◆ Task statement:
Gather up the lines that contain "atque".

◆ Record extracts:
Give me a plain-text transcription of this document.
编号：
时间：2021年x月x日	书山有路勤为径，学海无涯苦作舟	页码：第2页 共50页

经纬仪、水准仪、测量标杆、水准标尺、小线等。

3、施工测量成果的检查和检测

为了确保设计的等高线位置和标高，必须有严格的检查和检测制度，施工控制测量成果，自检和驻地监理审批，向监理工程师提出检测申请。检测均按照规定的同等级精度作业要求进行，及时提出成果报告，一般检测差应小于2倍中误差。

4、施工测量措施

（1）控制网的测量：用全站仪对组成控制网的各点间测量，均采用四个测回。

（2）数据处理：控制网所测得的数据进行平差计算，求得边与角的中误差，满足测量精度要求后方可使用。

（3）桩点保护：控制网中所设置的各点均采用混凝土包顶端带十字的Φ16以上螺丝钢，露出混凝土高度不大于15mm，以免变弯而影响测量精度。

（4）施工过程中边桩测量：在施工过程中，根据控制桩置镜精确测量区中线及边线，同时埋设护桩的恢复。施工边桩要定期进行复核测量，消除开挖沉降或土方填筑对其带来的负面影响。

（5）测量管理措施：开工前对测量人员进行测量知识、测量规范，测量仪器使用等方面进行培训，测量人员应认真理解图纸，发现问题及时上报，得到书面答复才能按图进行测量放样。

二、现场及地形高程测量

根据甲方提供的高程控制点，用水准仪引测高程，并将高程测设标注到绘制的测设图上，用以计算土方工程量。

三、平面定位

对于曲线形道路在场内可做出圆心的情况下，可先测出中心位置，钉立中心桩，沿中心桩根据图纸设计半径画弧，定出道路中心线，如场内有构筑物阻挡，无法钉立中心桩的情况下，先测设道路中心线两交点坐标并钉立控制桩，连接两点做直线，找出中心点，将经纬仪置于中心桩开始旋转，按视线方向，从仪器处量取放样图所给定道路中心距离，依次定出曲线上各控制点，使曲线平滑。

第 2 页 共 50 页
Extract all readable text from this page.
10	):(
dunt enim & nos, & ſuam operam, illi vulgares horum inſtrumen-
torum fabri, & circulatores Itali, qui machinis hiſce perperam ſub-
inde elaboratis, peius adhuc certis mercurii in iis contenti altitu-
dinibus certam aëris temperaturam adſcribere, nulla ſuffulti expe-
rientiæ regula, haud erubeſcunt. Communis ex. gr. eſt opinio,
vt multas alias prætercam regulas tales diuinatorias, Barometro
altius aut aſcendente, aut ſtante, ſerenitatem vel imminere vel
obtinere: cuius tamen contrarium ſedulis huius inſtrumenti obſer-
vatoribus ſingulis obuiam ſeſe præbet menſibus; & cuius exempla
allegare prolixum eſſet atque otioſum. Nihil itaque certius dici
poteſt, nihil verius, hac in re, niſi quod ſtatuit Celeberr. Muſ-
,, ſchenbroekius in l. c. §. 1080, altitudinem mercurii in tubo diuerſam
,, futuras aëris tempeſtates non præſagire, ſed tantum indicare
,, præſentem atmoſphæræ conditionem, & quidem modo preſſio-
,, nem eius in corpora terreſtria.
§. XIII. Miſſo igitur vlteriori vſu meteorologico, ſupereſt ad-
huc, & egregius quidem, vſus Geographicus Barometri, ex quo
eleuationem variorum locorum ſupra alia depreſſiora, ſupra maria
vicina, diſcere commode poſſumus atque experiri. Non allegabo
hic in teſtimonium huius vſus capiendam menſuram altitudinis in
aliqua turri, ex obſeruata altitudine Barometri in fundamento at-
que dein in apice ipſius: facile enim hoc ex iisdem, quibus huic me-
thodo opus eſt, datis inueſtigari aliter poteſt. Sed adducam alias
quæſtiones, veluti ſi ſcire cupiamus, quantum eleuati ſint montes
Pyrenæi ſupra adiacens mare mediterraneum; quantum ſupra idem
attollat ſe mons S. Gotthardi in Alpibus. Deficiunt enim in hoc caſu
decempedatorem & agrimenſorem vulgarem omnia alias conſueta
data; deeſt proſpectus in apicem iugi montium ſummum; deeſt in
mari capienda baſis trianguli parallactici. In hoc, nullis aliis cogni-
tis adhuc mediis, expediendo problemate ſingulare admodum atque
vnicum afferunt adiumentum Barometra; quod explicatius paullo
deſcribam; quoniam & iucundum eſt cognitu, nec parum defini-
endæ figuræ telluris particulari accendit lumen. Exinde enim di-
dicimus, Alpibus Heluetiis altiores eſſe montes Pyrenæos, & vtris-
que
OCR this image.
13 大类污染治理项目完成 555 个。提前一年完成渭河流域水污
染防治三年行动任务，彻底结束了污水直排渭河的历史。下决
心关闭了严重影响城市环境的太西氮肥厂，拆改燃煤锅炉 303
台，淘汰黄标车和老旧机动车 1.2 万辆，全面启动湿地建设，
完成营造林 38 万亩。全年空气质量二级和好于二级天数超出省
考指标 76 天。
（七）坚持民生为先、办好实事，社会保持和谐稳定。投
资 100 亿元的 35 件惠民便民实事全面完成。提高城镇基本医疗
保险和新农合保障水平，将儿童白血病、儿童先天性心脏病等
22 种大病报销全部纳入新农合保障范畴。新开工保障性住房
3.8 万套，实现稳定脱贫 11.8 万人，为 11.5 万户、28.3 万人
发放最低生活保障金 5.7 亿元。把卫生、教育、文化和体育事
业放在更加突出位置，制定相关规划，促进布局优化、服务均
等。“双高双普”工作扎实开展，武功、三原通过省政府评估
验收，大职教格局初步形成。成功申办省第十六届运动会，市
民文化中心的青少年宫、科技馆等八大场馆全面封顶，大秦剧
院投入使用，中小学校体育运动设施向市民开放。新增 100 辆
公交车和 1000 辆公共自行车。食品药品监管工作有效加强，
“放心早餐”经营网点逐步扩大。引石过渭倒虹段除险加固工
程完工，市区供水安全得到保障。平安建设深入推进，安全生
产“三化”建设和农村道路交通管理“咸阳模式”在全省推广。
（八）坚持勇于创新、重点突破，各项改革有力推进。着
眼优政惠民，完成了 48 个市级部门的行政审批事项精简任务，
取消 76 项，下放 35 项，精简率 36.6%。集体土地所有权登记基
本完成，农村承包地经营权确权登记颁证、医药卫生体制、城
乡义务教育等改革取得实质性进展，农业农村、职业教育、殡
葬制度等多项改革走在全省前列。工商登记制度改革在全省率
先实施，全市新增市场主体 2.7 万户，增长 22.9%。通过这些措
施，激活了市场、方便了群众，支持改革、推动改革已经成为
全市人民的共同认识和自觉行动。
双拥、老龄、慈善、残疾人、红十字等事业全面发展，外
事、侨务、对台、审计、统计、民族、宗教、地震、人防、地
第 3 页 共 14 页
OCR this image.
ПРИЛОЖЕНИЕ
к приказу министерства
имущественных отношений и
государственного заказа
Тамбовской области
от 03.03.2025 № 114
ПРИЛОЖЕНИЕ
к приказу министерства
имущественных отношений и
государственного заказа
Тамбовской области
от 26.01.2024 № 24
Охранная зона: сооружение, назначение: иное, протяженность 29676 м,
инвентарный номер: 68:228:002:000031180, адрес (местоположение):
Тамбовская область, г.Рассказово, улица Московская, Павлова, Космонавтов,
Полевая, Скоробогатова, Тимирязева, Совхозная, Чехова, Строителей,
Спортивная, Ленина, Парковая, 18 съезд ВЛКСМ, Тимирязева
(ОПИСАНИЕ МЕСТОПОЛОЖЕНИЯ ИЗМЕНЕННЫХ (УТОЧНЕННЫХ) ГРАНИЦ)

◆ Output for this task:
allegare prolixum eſſet atque otioſum. Nihil itaque certius dici
vicina, diſcere commode poſſumus atque experiri. Non allegabo
tis adhuc mediis, expediendo problemate ſingulare admodum atque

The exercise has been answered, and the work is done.